● What to do
Return the listing below verbatim. Pictures do not belong in the copy.

........

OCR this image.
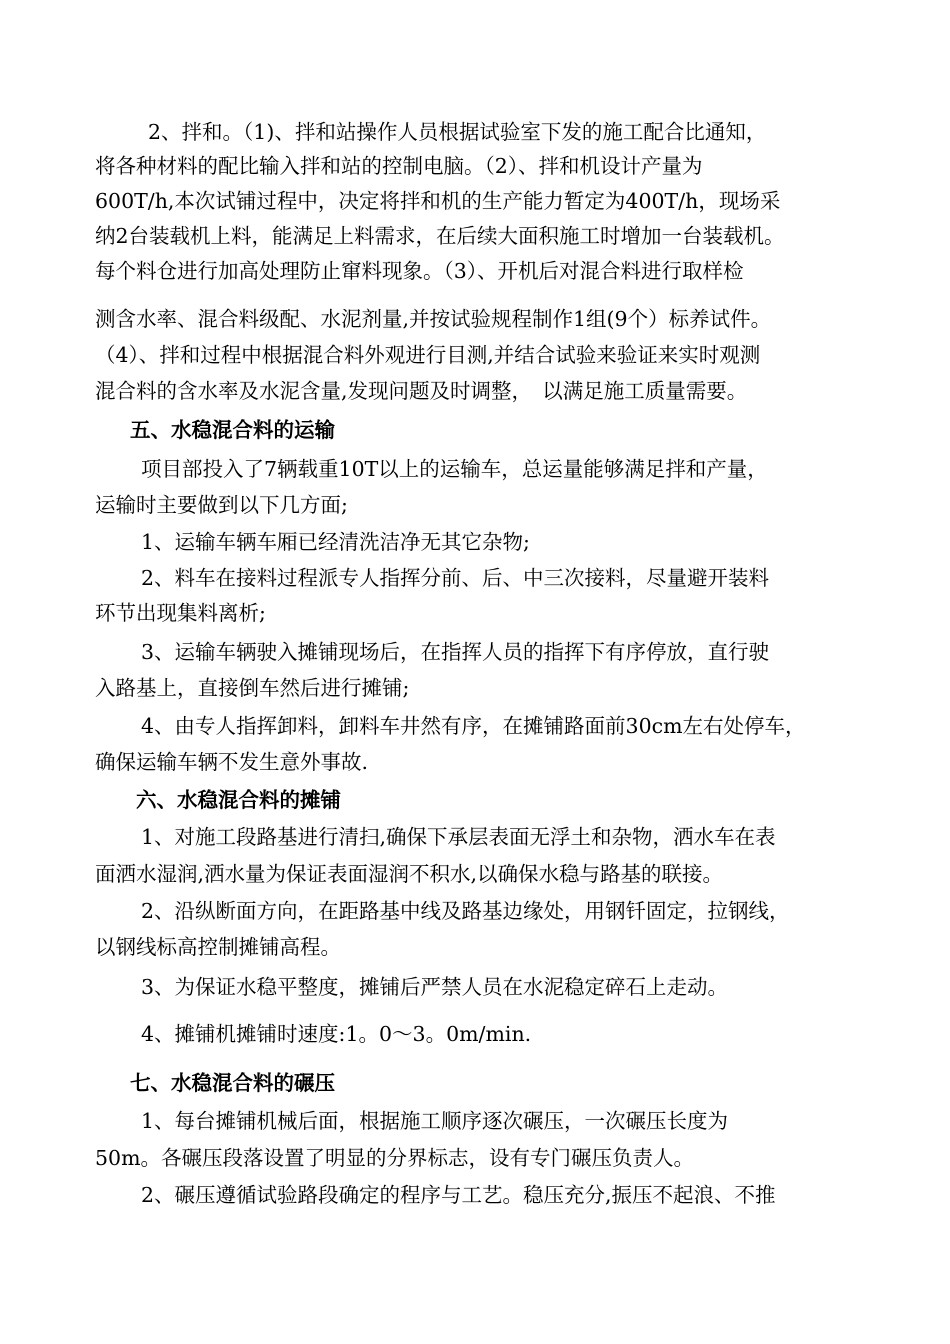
2、拌和。（1)、拌和站操作人员根据试验室下发的施工配合比通知，
将各种材料的配比输入拌和站的控制电脑。（2）、拌和机设计产量为
600T/h,本次试铺过程中，决定将拌和机的生产能力暂定为400T/h，现场采
纳2台装载机上料，能满足上料需求，在后续大面积施工时增加一台装载机。
每个料仓进行加高处理防止窜料现象。（3）、开机后对混合料进行取样检
测含水率、混合料级配、水泥剂量,并按试验规程制作1组(9个）标养试件。
（4）、拌和过程中根据混合料外观进行目测,并结合试验来验证来实时观测
混合料的含水率及水泥含量,发现问题及时调整，　以满足施工质量需要。
五、水稳混合料的运输
项目部投入了7辆载重10T以上的运输车，总运量能够满足拌和产量，
运输时主要做到以下几方面;
1、运输车辆车厢已经清洗洁净无其它杂物;
2、料车在接料过程派专人指挥分前、后、中三次接料，尽量避开装料
环节出现集料离析;
3、运输车辆驶入摊铺现场后，在指挥人员的指挥下有序停放，直行驶
入路基上，直接倒车然后进行摊铺;
4、由专人指挥卸料，卸料车井然有序，在摊铺路面前30cm左右处停车，
确保运输车辆不发生意外事故.
六、水稳混合料的摊铺
1、对施工段路基进行清扫,确保下承层表面无浮土和杂物，洒水车在表
面洒水湿润,洒水量为保证表面湿润不积水,以确保水稳与路基的联接。
2、沿纵断面方向，在距路基中线及路基边缘处，用钢钎固定，拉钢线，
以钢线标高控制摊铺高程。
3、为保证水稳平整度，摊铺后严禁人员在水泥稳定碎石上走动。
4、摊铺机摊铺时速度:1。0～3。0m/min.
七、水稳混合料的碾压
1、每台摊铺机械后面，根据施工顺序逐次碾压，一次碾压长度为
50m。各碾压段落设置了明显的分界标志，设有专门碾压负责人。
2、碾压遵循试验路段确定的程序与工艺。稳压充分,振压不起浪、不推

........

● Problem solution
OCR this image.
2、拌和。（1)、拌和站操作人员根据试验室下发的施工配合比通知，
将各种材料的配比输入拌和站的控制电脑。（2）、拌和机设计产量为
600T/h,本次试铺过程中，决定将拌和机的生产能力暂定为400T/h，现场采
纳2台装载机上料，能满足上料需求，在后续大面积施工时增加一台装载机。
每个料仓进行加高处理防止窜料现象。（3）、开机后对混合料进行取样检
测含水率、混合料级配、水泥剂量,并按试验规程制作1组(9个）标养试件。
（4）、拌和过程中根据混合料外观进行目测,并结合试验来验证来实时观测
混合料的含水率及水泥含量,发现问题及时调整，　以满足施工质量需要。
五、水稳混合料的运输
项目部投入了7辆载重10T以上的运输车，总运量能够满足拌和产量，
运输时主要做到以下几方面;
1、运输车辆车厢已经清洗洁净无其它杂物;
2、料车在接料过程派专人指挥分前、后、中三次接料，尽量避开装料
环节出现集料离析;
3、运输车辆驶入摊铺现场后，在指挥人员的指挥下有序停放，直行驶
入路基上，直接倒车然后进行摊铺;
4、由专人指挥卸料，卸料车井然有序，在摊铺路面前30cm左右处停车，
确保运输车辆不发生意外事故.
六、水稳混合料的摊铺
1、对施工段路基进行清扫,确保下承层表面无浮土和杂物，洒水车在表
面洒水湿润,洒水量为保证表面湿润不积水,以确保水稳与路基的联接。
2、沿纵断面方向，在距路基中线及路基边缘处，用钢钎固定，拉钢线，
以钢线标高控制摊铺高程。
3、为保证水稳平整度，摊铺后严禁人员在水泥稳定碎石上走动。
4、摊铺机摊铺时速度:1。0～3。0m/min.
七、水稳混合料的碾压
1、每台摊铺机械后面，根据施工顺序逐次碾压，一次碾压长度为
50m。各碾压段落设置了明显的分界标志，设有专门碾压负责人。
2、碾压遵循试验路段确定的程序与工艺。稳压充分,振压不起浪、不推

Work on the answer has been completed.